Do this
Copy every line of the listing exactly.

Entries
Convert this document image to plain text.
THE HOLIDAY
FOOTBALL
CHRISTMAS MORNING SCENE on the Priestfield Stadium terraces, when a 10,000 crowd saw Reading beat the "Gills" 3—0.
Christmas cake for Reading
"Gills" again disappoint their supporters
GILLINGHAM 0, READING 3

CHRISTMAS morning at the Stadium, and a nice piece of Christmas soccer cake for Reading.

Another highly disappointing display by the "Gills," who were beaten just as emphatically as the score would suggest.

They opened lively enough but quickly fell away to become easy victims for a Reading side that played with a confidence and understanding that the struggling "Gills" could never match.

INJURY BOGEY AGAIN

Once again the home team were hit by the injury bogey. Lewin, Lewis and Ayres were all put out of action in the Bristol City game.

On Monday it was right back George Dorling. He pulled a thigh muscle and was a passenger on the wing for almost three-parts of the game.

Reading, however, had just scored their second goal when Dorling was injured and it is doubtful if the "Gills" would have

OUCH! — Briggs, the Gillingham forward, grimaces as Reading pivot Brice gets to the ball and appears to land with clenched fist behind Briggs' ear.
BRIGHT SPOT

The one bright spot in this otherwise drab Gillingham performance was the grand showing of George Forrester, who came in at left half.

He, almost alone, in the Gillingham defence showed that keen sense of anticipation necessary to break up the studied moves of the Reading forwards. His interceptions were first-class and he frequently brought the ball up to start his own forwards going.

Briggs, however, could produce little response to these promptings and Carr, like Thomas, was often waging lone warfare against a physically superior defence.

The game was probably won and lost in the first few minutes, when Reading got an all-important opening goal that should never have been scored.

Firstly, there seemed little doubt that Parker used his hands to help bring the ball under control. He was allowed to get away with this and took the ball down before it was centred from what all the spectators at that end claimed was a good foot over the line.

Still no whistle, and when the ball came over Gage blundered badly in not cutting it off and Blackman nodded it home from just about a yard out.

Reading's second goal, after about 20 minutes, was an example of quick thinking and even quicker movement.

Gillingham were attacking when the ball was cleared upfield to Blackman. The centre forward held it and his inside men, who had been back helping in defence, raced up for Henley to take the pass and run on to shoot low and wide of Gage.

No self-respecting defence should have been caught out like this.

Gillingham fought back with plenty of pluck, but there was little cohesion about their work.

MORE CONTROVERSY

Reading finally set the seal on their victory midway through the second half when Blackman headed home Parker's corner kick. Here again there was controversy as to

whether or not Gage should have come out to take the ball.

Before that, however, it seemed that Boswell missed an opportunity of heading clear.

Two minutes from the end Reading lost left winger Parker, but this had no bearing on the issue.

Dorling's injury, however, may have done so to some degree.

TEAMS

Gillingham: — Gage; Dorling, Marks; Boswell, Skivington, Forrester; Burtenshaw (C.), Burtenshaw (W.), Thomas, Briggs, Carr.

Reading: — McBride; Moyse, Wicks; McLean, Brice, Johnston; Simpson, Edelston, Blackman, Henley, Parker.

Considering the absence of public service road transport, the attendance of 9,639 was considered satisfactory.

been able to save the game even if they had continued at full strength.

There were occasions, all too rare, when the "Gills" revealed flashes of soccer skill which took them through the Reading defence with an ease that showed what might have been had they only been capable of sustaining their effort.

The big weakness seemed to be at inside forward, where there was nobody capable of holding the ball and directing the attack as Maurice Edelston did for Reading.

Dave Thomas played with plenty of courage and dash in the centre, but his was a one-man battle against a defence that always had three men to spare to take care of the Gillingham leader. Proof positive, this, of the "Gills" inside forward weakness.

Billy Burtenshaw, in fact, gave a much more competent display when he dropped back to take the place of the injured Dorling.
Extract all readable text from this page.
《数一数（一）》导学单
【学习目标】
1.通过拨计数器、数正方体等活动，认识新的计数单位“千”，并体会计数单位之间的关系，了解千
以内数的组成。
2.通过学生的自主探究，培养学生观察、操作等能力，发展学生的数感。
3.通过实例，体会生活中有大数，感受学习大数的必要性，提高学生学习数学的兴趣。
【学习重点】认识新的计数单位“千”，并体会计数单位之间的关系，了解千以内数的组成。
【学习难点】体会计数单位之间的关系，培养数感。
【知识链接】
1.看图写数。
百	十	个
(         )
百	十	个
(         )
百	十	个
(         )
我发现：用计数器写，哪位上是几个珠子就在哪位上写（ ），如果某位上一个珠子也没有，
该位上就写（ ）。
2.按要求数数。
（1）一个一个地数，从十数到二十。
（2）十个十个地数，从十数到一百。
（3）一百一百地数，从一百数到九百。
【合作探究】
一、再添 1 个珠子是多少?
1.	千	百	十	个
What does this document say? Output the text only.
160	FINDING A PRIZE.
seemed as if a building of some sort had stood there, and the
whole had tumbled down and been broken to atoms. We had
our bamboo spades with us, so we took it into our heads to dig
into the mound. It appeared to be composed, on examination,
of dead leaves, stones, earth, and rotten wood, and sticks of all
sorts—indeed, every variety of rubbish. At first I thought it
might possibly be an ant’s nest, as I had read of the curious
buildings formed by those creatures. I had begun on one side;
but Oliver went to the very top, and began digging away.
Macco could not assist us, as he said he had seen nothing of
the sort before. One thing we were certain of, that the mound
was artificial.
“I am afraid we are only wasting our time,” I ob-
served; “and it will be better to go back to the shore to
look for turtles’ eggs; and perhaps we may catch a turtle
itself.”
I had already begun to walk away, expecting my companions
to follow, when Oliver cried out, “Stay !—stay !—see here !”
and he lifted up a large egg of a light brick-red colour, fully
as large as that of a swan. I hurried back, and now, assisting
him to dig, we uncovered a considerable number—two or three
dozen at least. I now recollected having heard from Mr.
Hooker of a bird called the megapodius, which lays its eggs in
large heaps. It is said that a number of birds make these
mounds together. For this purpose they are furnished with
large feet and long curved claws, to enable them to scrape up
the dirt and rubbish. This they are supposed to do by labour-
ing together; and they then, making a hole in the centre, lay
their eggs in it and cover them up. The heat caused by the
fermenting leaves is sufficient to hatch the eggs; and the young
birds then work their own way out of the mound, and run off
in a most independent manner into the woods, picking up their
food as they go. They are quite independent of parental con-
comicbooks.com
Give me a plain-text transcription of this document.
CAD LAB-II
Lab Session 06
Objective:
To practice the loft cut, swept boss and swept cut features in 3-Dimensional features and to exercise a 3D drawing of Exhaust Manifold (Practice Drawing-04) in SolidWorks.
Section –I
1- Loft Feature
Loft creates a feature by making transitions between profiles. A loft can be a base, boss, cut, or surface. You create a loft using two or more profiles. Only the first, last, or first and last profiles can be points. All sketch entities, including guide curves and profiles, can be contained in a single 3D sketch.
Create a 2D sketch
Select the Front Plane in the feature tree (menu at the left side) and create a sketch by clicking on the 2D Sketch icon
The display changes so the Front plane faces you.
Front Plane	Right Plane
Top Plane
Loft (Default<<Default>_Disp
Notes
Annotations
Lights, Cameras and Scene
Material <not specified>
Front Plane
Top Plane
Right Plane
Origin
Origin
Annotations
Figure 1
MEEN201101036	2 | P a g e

Solution to this problem
Convert this document image to plain text.
THE HOLIDAY
FOOTBALL
CHRISTMAS MORNING SCENE on the Priestfield Stadium terraces, when a 10,000 crowd saw Reading beat the "Gills" 3—0.
Christmas cake for Reading
"Gills" again disappoint their supporters
GILLINGHAM 0, READING 3

CHRISTMAS morning at the Stadium, and a nice piece of Christmas soccer cake for Reading.

Another highly disappointing display by the "Gills," who were beaten just as emphatically as the score would suggest.

They opened lively enough but quickly fell away to become easy victims for a Reading side that played with a confidence and understanding that the struggling "Gills" could never match.

INJURY BOGEY AGAIN

Once again the home team were hit by the injury bogey. Lewin, Lewis and Ayres were all put out of action in the Bristol City game.

On Monday it was right back George Dorling. He pulled a thigh muscle and was a passenger on the wing for almost three-parts of the game.

Reading, however, had just scored their second goal when Dorling was injured and it is doubtful if the "Gills" would have

OUCH! — Briggs, the Gillingham forward, grimaces as Reading pivot Brice gets to the ball and appears to land with clenched fist behind Briggs' ear.
BRIGHT SPOT

The one bright spot in this otherwise drab Gillingham performance was the grand showing of George Forrester, who came in at left half.

He, almost alone, in the Gillingham defence showed that keen sense of anticipation necessary to break up the studied moves of the Reading forwards. His interceptions were first-class and he frequently brought the ball up to start his own forwards going.

Briggs, however, could produce little response to these promptings and Carr, like Thomas, was often waging lone warfare against a physically superior defence.

The game was probably won and lost in the first few minutes, when Reading got an all-important opening goal that should never have been scored.

Firstly, there seemed little doubt that Parker used his hands to help bring the ball under control. He was allowed to get away with this and took the ball down before it was centred from what all the spectators at that end claimed was a good foot over the line.

Still no whistle, and when the ball came over Gage blundered badly in not cutting it off and Blackman nodded it home from just about a yard out.

Reading's second goal, after about 20 minutes, was an example of quick thinking and even quicker movement.

Gillingham were attacking when the ball was cleared upfield to Blackman. The centre forward held it and his inside men, who had been back helping in defence, raced up for Henley to take the pass and run on to shoot low and wide of Gage.

No self-respecting defence should have been caught out like this.

Gillingham fought back with plenty of pluck, but there was little cohesion about their work.

MORE CONTROVERSY

Reading finally set the seal on their victory midway through the second half when Blackman headed home Parker's corner kick. Here again there was controversy as to

whether or not Gage should have come out to take the ball.

Before that, however, it seemed that Boswell missed an opportunity of heading clear.

Two minutes from the end Reading lost left winger Parker, but this had no bearing on the issue.

Dorling's injury, however, may have done so to some degree.

TEAMS

Gillingham: — Gage; Dorling, Marks; Boswell, Skivington, Forrester; Burtenshaw (C.), Burtenshaw (W.), Thomas, Briggs, Carr.

Reading: — McBride; Moyse, Wicks; McLean, Brice, Johnston; Simpson, Edelston, Blackman, Henley, Parker.

Considering the absence of public service road transport, the attendance of 9,639 was considered satisfactory.

been able to save the game even if they had continued at full strength.

There were occasions, all too rare, when the "Gills" revealed flashes of soccer skill which took them through the Reading defence with an ease that showed what might have been had they only been capable of sustaining their effort.

The big weakness seemed to be at inside forward, where there was nobody capable of holding the ball and directing the attack as Maurice Edelston did for Reading.

Dave Thomas played with plenty of courage and dash in the centre, but his was a one-man battle against a defence that always had three men to spare to take care of the Gillingham leader. Proof positive, this, of the "Gills" inside forward weakness.

Billy Burtenshaw, in fact, gave a much more competent display when he dropped back to take the place of the injured Dorling.
Extract all readable text from this page.
《数一数（一）》导学单
【学习目标】
1.通过拨计数器、数正方体等活动，认识新的计数单位“千”，并体会计数单位之间的关系，了解千
以内数的组成。
2.通过学生的自主探究，培养学生观察、操作等能力，发展学生的数感。
3.通过实例，体会生活中有大数，感受学习大数的必要性，提高学生学习数学的兴趣。
【学习重点】认识新的计数单位“千”，并体会计数单位之间的关系，了解千以内数的组成。
【学习难点】体会计数单位之间的关系，培养数感。
【知识链接】
1.看图写数。
百	十	个
(         )
百	十	个
(         )
百	十	个
(         )
我发现：用计数器写，哪位上是几个珠子就在哪位上写（ ），如果某位上一个珠子也没有，
该位上就写（ ）。
2.按要求数数。
（1）一个一个地数，从十数到二十。
（2）十个十个地数，从十数到一百。
（3）一百一百地数，从一百数到九百。
【合作探究】
一、再添 1 个珠子是多少?
1.	千	百	十	个
What does this document say? Output the text only.
160	FINDING A PRIZE.
seemed as if a building of some sort had stood there, and the
whole had tumbled down and been broken to atoms. We had
our bamboo spades with us, so we took it into our heads to dig
into the mound. It appeared to be composed, on examination,
of dead leaves, stones, earth, and rotten wood, and sticks of all
sorts—indeed, every variety of rubbish. At first I thought it
might possibly be an ant’s nest, as I had read of the curious
buildings formed by those creatures. I had begun on one side;
but Oliver went to the very top, and began digging away.
Macco could not assist us, as he said he had seen nothing of
the sort before. One thing we were certain of, that the mound
was artificial.
“I am afraid we are only wasting our time,” I ob-
served; “and it will be better to go back to the shore to
look for turtles’ eggs; and perhaps we may catch a turtle
itself.”
I had already begun to walk away, expecting my companions
to follow, when Oliver cried out, “Stay !—stay !—see here !”
and he lifted up a large egg of a light brick-red colour, fully
as large as that of a swan. I hurried back, and now, assisting
him to dig, we uncovered a considerable number—two or three
dozen at least. I now recollected having heard from Mr.
Hooker of a bird called the megapodius, which lays its eggs in
large heaps. It is said that a number of birds make these
mounds together. For this purpose they are furnished with
large feet and long curved claws, to enable them to scrape up
the dirt and rubbish. This they are supposed to do by labour-
ing together; and they then, making a hole in the centre, lay
their eggs in it and cover them up. The heat caused by the
fermenting leaves is sufficient to hatch the eggs; and the young
birds then work their own way out of the mound, and run off
in a most independent manner into the woods, picking up their
food as they go. They are quite independent of parental con-
comicbooks.com
Give me a plain-text transcription of this document.
CAD LAB-II
Lab Session 06
Objective:
To practice the loft cut, swept boss and swept cut features in 3-Dimensional features and to exercise a 3D drawing of Exhaust Manifold (Practice Drawing-04) in SolidWorks.
Section –I
1- Loft Feature
Loft creates a feature by making transitions between profiles. A loft can be a base, boss, cut, or surface. You create a loft using two or more profiles. Only the first, last, or first and last profiles can be points. All sketch entities, including guide curves and profiles, can be contained in a single 3D sketch.
Create a 2D sketch
Select the Front Plane in the feature tree (menu at the left side) and create a sketch by clicking on the 2D Sketch icon
The display changes so the Front plane faces you.
Front Plane	Right Plane
Top Plane
Loft (Default<<Default>_Disp
Notes
Annotations
Lights, Cameras and Scene
Material <not specified>
Front Plane
Top Plane
Right Plane
Origin
Origin
Annotations
Figure 1
MEEN201101036	2 | P a g e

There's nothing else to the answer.